(Stored data entries)
· · · · · · ·

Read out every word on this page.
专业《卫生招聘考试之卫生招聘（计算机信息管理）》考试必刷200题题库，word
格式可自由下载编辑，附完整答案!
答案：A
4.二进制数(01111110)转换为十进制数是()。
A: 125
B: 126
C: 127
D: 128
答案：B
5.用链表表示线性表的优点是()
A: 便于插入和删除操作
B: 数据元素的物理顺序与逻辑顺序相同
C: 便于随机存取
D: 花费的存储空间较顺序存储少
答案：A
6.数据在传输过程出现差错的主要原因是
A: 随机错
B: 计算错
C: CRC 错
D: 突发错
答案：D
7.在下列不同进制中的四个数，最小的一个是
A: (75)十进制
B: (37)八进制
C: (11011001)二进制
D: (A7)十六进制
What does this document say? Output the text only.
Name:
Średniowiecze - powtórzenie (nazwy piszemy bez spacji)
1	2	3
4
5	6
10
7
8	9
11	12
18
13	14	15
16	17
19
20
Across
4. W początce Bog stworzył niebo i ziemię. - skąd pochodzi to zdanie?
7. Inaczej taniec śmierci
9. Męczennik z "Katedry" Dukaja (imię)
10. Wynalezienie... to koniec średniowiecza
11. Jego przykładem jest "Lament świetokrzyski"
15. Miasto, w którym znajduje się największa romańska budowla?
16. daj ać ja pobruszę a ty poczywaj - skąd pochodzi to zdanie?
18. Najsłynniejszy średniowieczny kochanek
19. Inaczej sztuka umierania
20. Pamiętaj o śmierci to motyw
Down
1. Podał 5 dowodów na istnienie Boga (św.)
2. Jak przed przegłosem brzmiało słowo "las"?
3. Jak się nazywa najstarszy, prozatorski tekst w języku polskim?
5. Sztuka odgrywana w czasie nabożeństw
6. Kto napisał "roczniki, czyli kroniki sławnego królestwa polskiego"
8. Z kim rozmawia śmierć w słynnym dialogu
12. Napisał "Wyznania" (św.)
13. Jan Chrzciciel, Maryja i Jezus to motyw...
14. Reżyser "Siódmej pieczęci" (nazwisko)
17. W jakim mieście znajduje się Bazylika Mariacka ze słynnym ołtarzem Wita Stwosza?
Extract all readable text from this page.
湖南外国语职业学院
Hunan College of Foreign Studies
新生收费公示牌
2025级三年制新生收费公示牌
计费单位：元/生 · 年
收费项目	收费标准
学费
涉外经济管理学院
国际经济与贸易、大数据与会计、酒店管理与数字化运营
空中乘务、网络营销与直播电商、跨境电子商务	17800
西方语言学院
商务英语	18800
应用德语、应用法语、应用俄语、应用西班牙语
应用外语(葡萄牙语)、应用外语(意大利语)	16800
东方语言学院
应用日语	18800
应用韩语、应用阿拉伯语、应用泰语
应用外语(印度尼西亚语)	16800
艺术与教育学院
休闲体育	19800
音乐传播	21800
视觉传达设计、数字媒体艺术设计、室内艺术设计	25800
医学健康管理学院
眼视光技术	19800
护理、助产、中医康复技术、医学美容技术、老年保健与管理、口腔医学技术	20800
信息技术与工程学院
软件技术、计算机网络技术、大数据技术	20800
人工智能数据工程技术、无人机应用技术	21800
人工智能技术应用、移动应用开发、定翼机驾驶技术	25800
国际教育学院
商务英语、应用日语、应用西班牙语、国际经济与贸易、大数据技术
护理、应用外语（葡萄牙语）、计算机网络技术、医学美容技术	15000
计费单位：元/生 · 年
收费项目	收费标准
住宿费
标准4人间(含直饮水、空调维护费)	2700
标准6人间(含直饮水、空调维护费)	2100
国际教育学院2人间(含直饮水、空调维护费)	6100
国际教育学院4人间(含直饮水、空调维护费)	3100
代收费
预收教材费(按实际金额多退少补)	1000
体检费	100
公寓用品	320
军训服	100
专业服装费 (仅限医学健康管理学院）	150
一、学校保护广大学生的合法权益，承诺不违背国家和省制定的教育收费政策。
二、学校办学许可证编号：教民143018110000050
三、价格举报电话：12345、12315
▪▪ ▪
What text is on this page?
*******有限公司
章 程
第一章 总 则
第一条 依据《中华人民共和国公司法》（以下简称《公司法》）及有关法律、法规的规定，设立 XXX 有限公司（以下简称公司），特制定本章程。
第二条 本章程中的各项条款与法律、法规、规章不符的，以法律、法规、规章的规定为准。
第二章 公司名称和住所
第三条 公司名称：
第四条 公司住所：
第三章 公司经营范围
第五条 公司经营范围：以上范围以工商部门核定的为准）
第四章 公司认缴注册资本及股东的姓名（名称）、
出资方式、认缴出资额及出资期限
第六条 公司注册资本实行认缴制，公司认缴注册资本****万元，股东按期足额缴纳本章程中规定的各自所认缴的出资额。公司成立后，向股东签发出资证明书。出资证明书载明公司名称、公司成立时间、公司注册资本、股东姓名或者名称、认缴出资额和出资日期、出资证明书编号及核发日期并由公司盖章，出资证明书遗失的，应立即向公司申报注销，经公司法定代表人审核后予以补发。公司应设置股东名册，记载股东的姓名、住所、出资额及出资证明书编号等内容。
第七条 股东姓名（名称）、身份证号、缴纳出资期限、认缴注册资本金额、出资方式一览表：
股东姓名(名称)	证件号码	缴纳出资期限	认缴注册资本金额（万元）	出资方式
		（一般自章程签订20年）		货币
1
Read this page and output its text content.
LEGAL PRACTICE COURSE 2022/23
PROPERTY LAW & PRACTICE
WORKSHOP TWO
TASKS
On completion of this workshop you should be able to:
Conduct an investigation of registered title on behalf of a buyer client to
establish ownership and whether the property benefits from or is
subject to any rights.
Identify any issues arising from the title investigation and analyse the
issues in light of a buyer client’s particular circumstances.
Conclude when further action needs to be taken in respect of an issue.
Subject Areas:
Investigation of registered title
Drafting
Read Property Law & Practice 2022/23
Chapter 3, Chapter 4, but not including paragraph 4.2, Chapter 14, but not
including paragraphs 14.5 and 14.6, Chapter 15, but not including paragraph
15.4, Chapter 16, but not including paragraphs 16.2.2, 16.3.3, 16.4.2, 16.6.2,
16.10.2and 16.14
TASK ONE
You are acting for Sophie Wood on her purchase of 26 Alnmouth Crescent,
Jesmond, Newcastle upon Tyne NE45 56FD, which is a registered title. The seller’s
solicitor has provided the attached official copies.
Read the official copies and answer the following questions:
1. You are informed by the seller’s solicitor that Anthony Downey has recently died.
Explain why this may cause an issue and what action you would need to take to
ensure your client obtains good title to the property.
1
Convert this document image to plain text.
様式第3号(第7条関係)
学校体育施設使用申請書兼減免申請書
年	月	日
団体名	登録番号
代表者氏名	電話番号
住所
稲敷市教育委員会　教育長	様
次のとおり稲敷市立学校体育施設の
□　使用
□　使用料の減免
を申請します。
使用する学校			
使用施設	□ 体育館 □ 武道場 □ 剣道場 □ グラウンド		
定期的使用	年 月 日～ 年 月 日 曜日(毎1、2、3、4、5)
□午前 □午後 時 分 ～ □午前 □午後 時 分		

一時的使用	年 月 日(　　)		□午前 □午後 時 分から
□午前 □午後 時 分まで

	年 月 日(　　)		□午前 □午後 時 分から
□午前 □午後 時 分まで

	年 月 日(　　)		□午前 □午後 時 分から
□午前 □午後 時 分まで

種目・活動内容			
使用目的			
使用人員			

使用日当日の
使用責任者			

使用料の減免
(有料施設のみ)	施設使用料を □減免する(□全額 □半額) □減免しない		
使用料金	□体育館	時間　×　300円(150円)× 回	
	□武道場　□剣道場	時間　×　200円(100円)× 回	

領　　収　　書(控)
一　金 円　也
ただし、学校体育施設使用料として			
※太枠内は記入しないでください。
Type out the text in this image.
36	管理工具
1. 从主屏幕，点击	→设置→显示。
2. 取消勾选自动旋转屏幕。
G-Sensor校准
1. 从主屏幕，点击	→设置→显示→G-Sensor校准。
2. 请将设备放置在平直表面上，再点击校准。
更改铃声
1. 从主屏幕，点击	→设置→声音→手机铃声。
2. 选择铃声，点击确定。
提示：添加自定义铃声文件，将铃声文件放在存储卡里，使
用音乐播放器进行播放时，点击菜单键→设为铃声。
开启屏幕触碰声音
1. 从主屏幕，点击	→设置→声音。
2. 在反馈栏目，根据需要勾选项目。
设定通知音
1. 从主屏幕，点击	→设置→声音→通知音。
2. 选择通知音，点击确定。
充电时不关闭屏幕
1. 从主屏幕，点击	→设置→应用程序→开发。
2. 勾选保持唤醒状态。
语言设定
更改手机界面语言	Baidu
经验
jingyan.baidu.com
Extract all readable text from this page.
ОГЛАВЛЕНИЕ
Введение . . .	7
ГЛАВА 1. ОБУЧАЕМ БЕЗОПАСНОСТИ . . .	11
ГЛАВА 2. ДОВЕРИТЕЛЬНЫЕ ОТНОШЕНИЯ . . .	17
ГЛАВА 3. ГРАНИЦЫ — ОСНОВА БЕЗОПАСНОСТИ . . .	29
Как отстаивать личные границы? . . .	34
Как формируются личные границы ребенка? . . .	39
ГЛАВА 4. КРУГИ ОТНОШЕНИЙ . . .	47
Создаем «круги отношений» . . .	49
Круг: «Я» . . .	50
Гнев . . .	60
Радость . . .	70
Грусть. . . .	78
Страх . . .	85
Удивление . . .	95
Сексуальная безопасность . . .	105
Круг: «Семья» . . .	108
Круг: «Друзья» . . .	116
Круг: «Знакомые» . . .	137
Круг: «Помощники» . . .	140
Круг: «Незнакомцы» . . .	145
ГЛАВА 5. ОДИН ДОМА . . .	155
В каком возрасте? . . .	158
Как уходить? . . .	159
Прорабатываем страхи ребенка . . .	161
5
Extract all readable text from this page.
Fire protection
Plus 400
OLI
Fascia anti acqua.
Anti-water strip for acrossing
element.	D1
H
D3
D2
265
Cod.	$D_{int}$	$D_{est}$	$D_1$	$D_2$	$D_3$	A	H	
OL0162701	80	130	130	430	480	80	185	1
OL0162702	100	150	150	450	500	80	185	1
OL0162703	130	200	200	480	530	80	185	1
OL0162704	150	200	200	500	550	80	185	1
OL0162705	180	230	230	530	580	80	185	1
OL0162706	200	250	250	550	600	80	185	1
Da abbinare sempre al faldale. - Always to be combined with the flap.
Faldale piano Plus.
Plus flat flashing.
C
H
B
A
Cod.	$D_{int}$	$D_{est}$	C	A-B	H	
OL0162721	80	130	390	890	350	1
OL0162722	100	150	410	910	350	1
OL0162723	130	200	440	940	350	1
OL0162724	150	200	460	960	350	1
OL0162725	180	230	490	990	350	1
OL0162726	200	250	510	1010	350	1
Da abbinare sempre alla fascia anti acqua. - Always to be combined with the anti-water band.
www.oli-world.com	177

· · · · · · ·

→ Task goal
What is the number of lines that contain "word"? Reply with that number alone.

→ The completed task
2